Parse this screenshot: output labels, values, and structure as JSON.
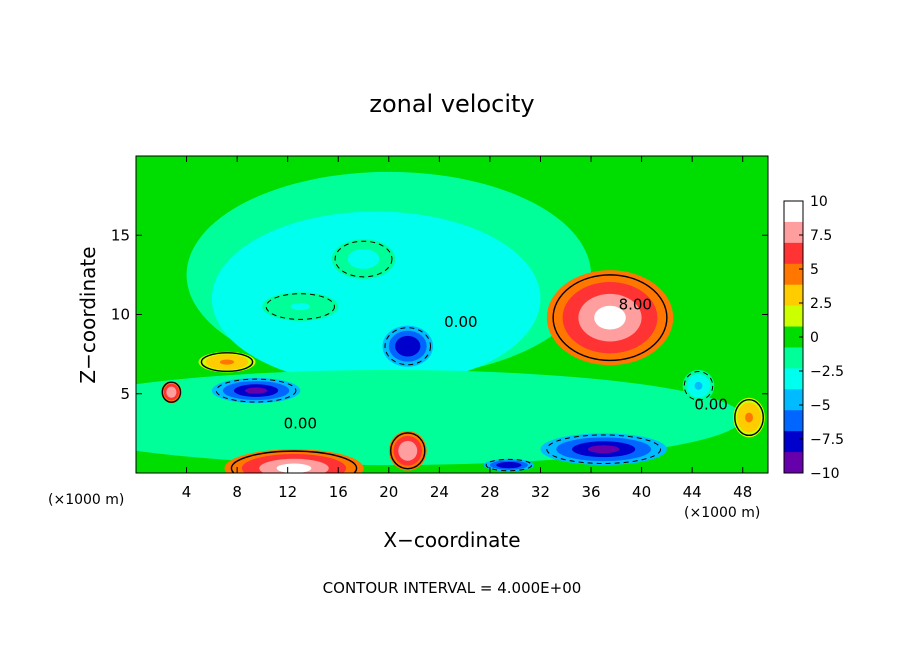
{
  "chart_data": {
    "type": "heatmap",
    "title": "zonal velocity",
    "xlabel": "X−coordinate",
    "ylabel": "Z−coordinate",
    "x_unit_left": "(×1000 m)",
    "x_unit_right": "(×1000 m)",
    "xlim": [
      0,
      50
    ],
    "ylim": [
      0,
      20
    ],
    "x_ticks": [
      4,
      8,
      12,
      16,
      20,
      24,
      28,
      32,
      36,
      40,
      44,
      48
    ],
    "x_tick_labels": [
      "4",
      "8",
      "12",
      "16",
      "20",
      "24",
      "28",
      "32",
      "36",
      "40",
      "44",
      "48"
    ],
    "y_ticks": [
      5,
      10,
      15
    ],
    "y_tick_labels": [
      "5",
      "10",
      "15"
    ],
    "footer": "CONTOUR INTERVAL = 4.000E+00",
    "contour_interval": 4,
    "contour_labels": [
      {
        "text": "8.00",
        "x": 39.5,
        "y": 10.3
      },
      {
        "text": "0.00",
        "x": 25.7,
        "y": 9.2
      },
      {
        "text": "0.00",
        "x": 13.0,
        "y": 2.8
      },
      {
        "text": "0.00",
        "x": 45.5,
        "y": 4.0
      }
    ],
    "colorbar": {
      "range": [
        -10,
        10
      ],
      "ticks": [
        10,
        7.5,
        5,
        2.5,
        0,
        -2.5,
        -5,
        -7.5,
        -10
      ],
      "tick_labels": [
        "10",
        "7.5",
        "5",
        "2.5",
        "0",
        "−2.5",
        "−5",
        "−7.5",
        "−10"
      ],
      "colors": [
        "#ffffff",
        "#ff9e9e",
        "#ff3333",
        "#ff7700",
        "#ffcc00",
        "#ccff00",
        "#00dd00",
        "#00ff99",
        "#00ffee",
        "#00bbff",
        "#0066ff",
        "#0000cc",
        "#6600aa"
      ]
    },
    "features": [
      {
        "kind": "jet",
        "name": "upper-right-maximum",
        "x": 37.5,
        "y": 9.8,
        "value": 11
      },
      {
        "kind": "jet",
        "name": "surface-maximum",
        "x": 12.5,
        "y": 0.3,
        "value": 11
      },
      {
        "kind": "jet",
        "name": "surface-max-2",
        "x": 21.5,
        "y": 1.4,
        "value": 10
      },
      {
        "kind": "jet",
        "name": "left-max",
        "x": 2.8,
        "y": 5.1,
        "value": 10
      },
      {
        "kind": "jet",
        "name": "upper-left-warm",
        "x": 7.2,
        "y": 7.0,
        "value": 5
      },
      {
        "kind": "jet",
        "name": "right-warm",
        "x": 48.5,
        "y": 3.5,
        "value": 5
      },
      {
        "kind": "jet",
        "name": "left-neg",
        "x": 9.5,
        "y": 5.2,
        "value": -11
      },
      {
        "kind": "jet",
        "name": "center-neg",
        "x": 21.5,
        "y": 8.0,
        "value": -10
      },
      {
        "kind": "jet",
        "name": "bottom-neg-a",
        "x": 37.0,
        "y": 1.5,
        "value": -11
      },
      {
        "kind": "jet",
        "name": "bottom-neg-b",
        "x": 29.5,
        "y": 0.5,
        "value": -10
      },
      {
        "kind": "jet",
        "name": "upper-cyan",
        "x": 18.0,
        "y": 13.5,
        "value": -4
      },
      {
        "kind": "jet",
        "name": "cyan-10",
        "x": 13.0,
        "y": 10.5,
        "value": -3
      },
      {
        "kind": "jet",
        "name": "right-neg",
        "x": 44.5,
        "y": 5.5,
        "value": -5
      }
    ]
  }
}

════════════════════

▸ The exercise
Word for word, quote the full listing, omitting every picture.

▸ Solution for this exercise
Parse this screenshot: output labels, values, and structure as JSON.
{
  "chart_data": {
    "type": "heatmap",
    "title": "zonal velocity",
    "xlabel": "X−coordinate",
    "ylabel": "Z−coordinate",
    "x_unit_left": "(×1000 m)",
    "x_unit_right": "(×1000 m)",
    "xlim": [
      0,
      50
    ],
    "ylim": [
      0,
      20
    ],
    "x_ticks": [
      4,
      8,
      12,
      16,
      20,
      24,
      28,
      32,
      36,
      40,
      44,
      48
    ],
    "x_tick_labels": [
      "4",
      "8",
      "12",
      "16",
      "20",
      "24",
      "28",
      "32",
      "36",
      "40",
      "44",
      "48"
    ],
    "y_ticks": [
      5,
      10,
      15
    ],
    "y_tick_labels": [
      "5",
      "10",
      "15"
    ],
    "footer": "CONTOUR INTERVAL = 4.000E+00",
    "contour_interval": 4,
    "contour_labels": [
      {
        "text": "8.00",
        "x": 39.5,
        "y": 10.3
      },
      {
        "text": "0.00",
        "x": 25.7,
        "y": 9.2
      },
      {
        "text": "0.00",
        "x": 13.0,
        "y": 2.8
      },
      {
        "text": "0.00",
        "x": 45.5,
        "y": 4.0
      }
    ],
    "colorbar": {
      "range": [
        -10,
        10
      ],
      "ticks": [
        10,
        7.5,
        5,
        2.5,
        0,
        -2.5,
        -5,
        -7.5,
        -10
      ],
      "tick_labels": [
        "10",
        "7.5",
        "5",
        "2.5",
        "0",
        "−2.5",
        "−5",
        "−7.5",
        "−10"
      ],
      "colors": [
        "#ffffff",
        "#ff9e9e",
        "#ff3333",
        "#ff7700",
        "#ffcc00",
        "#ccff00",
        "#00dd00",
        "#00ff99",
        "#00ffee",
        "#00bbff",
        "#0066ff",
        "#0000cc",
        "#6600aa"
      ]
    },
    "features": [
      {
        "kind": "jet",
        "name": "upper-right-maximum",
        "x": 37.5,
        "y": 9.8,
        "value": 11
      },
      {
        "kind": "jet",
        "name": "surface-maximum",
        "x": 12.5,
        "y": 0.3,
        "value": 11
      },
      {
        "kind": "jet",
        "name": "surface-max-2",
        "x": 21.5,
        "y": 1.4,
        "value": 10
      },
      {
        "kind": "jet",
        "name": "left-max",
        "x": 2.8,
        "y": 5.1,
        "value": 10
      },
      {
        "kind": "jet",
        "name": "upper-left-warm",
        "x": 7.2,
        "y": 7.0,
        "value": 5
      },
      {
        "kind": "jet",
        "name": "right-warm",
        "x": 48.5,
        "y": 3.5,
        "value": 5
      },
      {
        "kind": "jet",
        "name": "left-neg",
        "x": 9.5,
        "y": 5.2,
        "value": -11
      },
      {
        "kind": "jet",
        "name": "center-neg",
        "x": 21.5,
        "y": 8.0,
        "value": -10
      },
      {
        "kind": "jet",
        "name": "bottom-neg-a",
        "x": 37.0,
        "y": 1.5,
        "value": -11
      },
      {
        "kind": "jet",
        "name": "bottom-neg-b",
        "x": 29.5,
        "y": 0.5,
        "value": -10
      },
      {
        "kind": "jet",
        "name": "upper-cyan",
        "x": 18.0,
        "y": 13.5,
        "value": -4
      },
      {
        "kind": "jet",
        "name": "cyan-10",
        "x": 13.0,
        "y": 10.5,
        "value": -3
      },
      {
        "kind": "jet",
        "name": "right-neg",
        "x": 44.5,
        "y": 5.5,
        "value": -5
      }
    ]
  }
}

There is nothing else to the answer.